**PROMPT**
Write out the data below exactly as given, without any of its pictures.

**Extracted data entries**
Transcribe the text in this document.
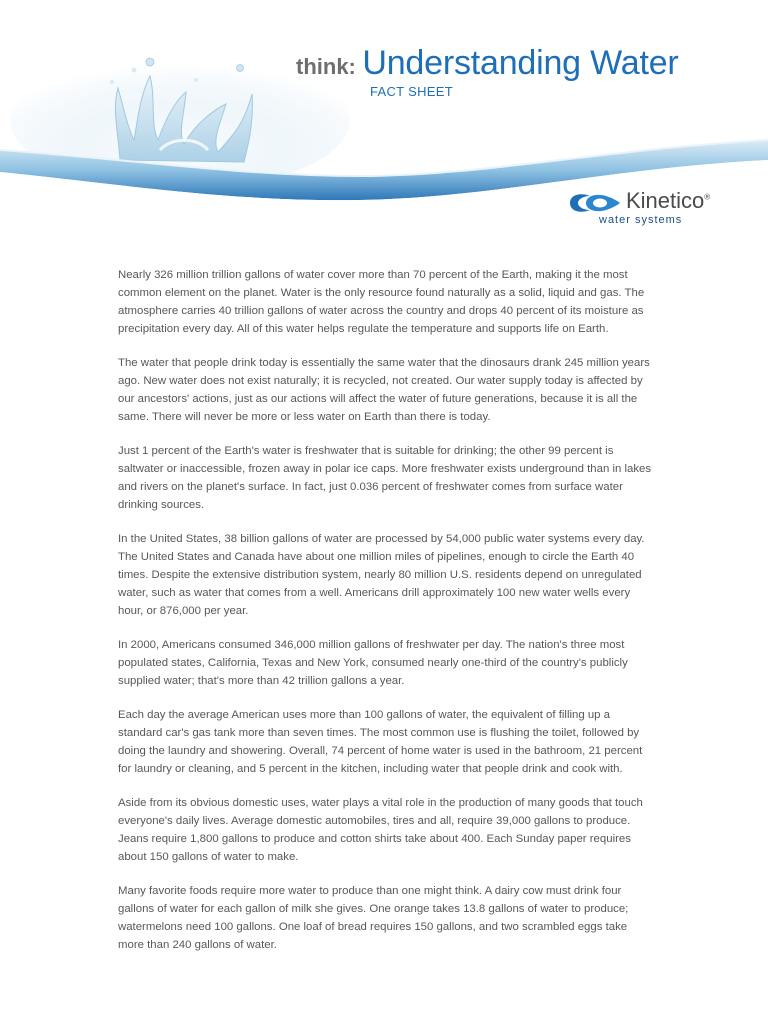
think: Understanding Water
FACT SHEET
Kinetico®
water systems

Nearly 326 million trillion gallons of water cover more than 70 percent of the Earth, making it the most common element on the planet. Water is the only resource found naturally as a solid, liquid and gas. The atmosphere carries 40 trillion gallons of water across the country and drops 40 percent of its moisture as precipitation every day. All of this water helps regulate the temperature and supports life on Earth.

The water that people drink today is essentially the same water that the dinosaurs drank 245 million years ago. New water does not exist naturally; it is recycled, not created. Our water supply today is affected by our ancestors' actions, just as our actions will affect the water of future generations, because it is all the same. There will never be more or less water on Earth than there is today.

Just 1 percent of the Earth's water is freshwater that is suitable for drinking; the other 99 percent is saltwater or inaccessible, frozen away in polar ice caps. More freshwater exists underground than in lakes and rivers on the planet's surface. In fact, just 0.036 percent of freshwater comes from surface water drinking sources.

In the United States, 38 billion gallons of water are processed by 54,000 public water systems every day. The United States and Canada have about one million miles of pipelines, enough to circle the Earth 40 times. Despite the extensive distribution system, nearly 80 million U.S. residents depend on unregulated water, such as water that comes from a well. Americans drill approximately 100 new water wells every hour, or 876,000 per year.

In 2000, Americans consumed 346,000 million gallons of freshwater per day. The nation's three most populated states, California, Texas and New York, consumed nearly one-third of the country's publicly supplied water; that's more than 42 trillion gallons a year.

Each day the average American uses more than 100 gallons of water, the equivalent of filling up a standard car's gas tank more than seven times. The most common use is flushing the toilet, followed by doing the laundry and showering. Overall, 74 percent of home water is used in the bathroom, 21 percent for laundry or cleaning, and 5 percent in the kitchen, including water that people drink and cook with.

Aside from its obvious domestic uses, water plays a vital role in the production of many goods that touch everyone's daily lives. Average domestic automobiles, tires and all, require 39,000 gallons to produce. Jeans require 1,800 gallons to produce and cotton shirts take about 400. Each Sunday paper requires about 150 gallons of water to make.

Many favorite foods require more water to produce than one might think. A dairy cow must drink four gallons of water for each gallon of milk she gives. One orange takes 13.8 gallons of water to produce; watermelons need 100 gallons. One loaf of bread requires 150 gallons, and two scrambled eggs take more than 240 gallons of water.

**WRITTEN RESPONSE**
Transcribe the text in this document.
think: Understanding Water
FACT SHEET
Kinetico®
water systems

Nearly 326 million trillion gallons of water cover more than 70 percent of the Earth, making it the most common element on the planet. Water is the only resource found naturally as a solid, liquid and gas. The atmosphere carries 40 trillion gallons of water across the country and drops 40 percent of its moisture as precipitation every day. All of this water helps regulate the temperature and supports life on Earth.

The water that people drink today is essentially the same water that the dinosaurs drank 245 million years ago. New water does not exist naturally; it is recycled, not created. Our water supply today is affected by our ancestors' actions, just as our actions will affect the water of future generations, because it is all the same. There will never be more or less water on Earth than there is today.

Just 1 percent of the Earth's water is freshwater that is suitable for drinking; the other 99 percent is saltwater or inaccessible, frozen away in polar ice caps. More freshwater exists underground than in lakes and rivers on the planet's surface. In fact, just 0.036 percent of freshwater comes from surface water drinking sources.

In the United States, 38 billion gallons of water are processed by 54,000 public water systems every day. The United States and Canada have about one million miles of pipelines, enough to circle the Earth 40 times. Despite the extensive distribution system, nearly 80 million U.S. residents depend on unregulated water, such as water that comes from a well. Americans drill approximately 100 new water wells every hour, or 876,000 per year.

In 2000, Americans consumed 346,000 million gallons of freshwater per day. The nation's three most populated states, California, Texas and New York, consumed nearly one-third of the country's publicly supplied water; that's more than 42 trillion gallons a year.

Each day the average American uses more than 100 gallons of water, the equivalent of filling up a standard car's gas tank more than seven times. The most common use is flushing the toilet, followed by doing the laundry and showering. Overall, 74 percent of home water is used in the bathroom, 21 percent for laundry or cleaning, and 5 percent in the kitchen, including water that people drink and cook with.

Aside from its obvious domestic uses, water plays a vital role in the production of many goods that touch everyone's daily lives. Average domestic automobiles, tires and all, require 39,000 gallons to produce. Jeans require 1,800 gallons to produce and cotton shirts take about 400. Each Sunday paper requires about 150 gallons of water to make.

Many favorite foods require more water to produce than one might think. A dairy cow must drink four gallons of water for each gallon of milk she gives. One orange takes 13.8 gallons of water to produce; watermelons need 100 gallons. One loaf of bread requires 150 gallons, and two scrambled eggs take more than 240 gallons of water.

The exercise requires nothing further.